* _Short problem_:
In the material below, find every line with "title" and pull it out.

* _Exercise input_:
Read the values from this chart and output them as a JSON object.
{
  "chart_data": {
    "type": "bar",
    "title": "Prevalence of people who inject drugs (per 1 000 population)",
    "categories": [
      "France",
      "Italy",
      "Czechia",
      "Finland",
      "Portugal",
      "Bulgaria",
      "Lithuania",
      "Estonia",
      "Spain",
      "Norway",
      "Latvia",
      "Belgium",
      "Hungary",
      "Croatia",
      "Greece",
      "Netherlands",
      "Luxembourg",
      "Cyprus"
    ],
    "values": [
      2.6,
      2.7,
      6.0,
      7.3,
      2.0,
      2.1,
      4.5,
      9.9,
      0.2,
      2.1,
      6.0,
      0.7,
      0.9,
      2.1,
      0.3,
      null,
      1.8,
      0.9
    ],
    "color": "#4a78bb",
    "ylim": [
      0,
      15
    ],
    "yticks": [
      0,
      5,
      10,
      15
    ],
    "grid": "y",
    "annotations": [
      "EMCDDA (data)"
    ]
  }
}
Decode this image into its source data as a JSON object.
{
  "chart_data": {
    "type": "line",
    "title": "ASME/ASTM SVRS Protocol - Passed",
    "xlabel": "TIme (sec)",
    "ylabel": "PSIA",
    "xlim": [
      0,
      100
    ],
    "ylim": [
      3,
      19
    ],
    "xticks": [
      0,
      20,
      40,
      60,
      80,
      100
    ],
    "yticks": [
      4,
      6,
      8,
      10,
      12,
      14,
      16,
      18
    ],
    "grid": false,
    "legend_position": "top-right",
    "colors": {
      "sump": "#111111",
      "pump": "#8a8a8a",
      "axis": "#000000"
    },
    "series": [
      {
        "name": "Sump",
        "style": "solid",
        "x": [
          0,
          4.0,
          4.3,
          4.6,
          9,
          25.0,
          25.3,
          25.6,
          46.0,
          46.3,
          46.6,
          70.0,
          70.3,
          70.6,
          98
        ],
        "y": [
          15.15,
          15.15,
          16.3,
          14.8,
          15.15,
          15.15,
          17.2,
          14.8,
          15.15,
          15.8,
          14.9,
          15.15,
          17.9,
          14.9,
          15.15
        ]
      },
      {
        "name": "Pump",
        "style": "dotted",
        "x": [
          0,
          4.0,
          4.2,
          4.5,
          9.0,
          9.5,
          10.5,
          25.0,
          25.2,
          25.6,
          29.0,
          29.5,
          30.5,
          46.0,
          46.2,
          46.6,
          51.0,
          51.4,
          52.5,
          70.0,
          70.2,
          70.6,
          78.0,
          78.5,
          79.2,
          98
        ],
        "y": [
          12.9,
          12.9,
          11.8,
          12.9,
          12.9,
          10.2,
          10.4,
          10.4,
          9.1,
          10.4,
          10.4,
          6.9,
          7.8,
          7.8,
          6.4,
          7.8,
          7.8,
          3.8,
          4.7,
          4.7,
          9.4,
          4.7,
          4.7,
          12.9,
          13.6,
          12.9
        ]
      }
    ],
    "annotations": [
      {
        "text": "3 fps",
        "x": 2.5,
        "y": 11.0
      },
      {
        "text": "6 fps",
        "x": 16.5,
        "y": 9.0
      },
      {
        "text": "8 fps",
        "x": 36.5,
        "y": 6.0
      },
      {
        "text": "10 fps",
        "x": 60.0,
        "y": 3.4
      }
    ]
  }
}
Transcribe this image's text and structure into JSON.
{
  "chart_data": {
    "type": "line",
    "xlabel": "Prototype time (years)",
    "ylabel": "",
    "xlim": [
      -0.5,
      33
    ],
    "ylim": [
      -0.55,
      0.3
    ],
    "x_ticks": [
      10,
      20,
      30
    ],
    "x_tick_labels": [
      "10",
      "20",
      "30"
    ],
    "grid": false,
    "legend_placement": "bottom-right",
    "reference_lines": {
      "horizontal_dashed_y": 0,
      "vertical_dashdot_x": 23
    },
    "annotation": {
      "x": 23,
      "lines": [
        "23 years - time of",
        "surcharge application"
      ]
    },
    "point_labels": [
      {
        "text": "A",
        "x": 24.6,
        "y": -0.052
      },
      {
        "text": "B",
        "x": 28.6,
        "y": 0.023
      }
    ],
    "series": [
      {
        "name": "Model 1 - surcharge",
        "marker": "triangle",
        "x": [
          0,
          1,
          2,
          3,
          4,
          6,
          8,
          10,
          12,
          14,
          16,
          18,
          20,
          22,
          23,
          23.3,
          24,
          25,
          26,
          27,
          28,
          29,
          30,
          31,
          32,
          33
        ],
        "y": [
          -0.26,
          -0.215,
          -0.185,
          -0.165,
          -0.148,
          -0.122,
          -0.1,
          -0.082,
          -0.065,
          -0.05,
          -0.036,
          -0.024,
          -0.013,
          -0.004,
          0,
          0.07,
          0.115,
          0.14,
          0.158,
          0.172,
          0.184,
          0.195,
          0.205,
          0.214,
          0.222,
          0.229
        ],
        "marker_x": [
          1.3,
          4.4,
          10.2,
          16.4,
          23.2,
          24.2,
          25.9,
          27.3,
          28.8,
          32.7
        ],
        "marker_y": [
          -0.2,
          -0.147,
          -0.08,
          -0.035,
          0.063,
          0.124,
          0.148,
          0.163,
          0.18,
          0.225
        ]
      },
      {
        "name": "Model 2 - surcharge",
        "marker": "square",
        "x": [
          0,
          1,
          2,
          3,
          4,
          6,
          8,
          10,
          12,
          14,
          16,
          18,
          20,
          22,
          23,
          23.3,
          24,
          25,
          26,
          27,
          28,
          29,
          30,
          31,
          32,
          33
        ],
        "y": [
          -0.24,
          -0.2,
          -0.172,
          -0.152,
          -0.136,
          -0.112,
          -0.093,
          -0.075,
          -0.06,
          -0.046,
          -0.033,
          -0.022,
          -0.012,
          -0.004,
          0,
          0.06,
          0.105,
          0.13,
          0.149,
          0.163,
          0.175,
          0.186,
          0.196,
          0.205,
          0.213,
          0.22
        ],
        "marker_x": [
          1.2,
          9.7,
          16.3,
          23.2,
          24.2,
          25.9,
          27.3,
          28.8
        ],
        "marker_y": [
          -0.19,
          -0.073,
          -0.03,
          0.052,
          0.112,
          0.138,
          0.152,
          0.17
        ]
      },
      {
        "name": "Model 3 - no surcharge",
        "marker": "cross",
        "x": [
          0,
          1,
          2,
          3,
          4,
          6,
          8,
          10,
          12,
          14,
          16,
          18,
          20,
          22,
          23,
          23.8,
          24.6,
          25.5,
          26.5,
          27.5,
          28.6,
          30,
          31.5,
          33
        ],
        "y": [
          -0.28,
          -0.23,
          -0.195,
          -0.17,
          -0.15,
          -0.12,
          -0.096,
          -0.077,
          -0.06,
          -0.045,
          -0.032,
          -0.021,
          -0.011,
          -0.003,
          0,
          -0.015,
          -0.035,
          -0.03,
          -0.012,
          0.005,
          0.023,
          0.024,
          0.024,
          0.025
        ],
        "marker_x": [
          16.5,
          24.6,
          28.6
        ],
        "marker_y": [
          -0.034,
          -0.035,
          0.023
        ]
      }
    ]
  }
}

* _Answer to the problem_:
    "title": "Prevalence of people who inject drugs (per 1 000 population)",
    "title": "ASME/ASTM SVRS Protocol - Passed",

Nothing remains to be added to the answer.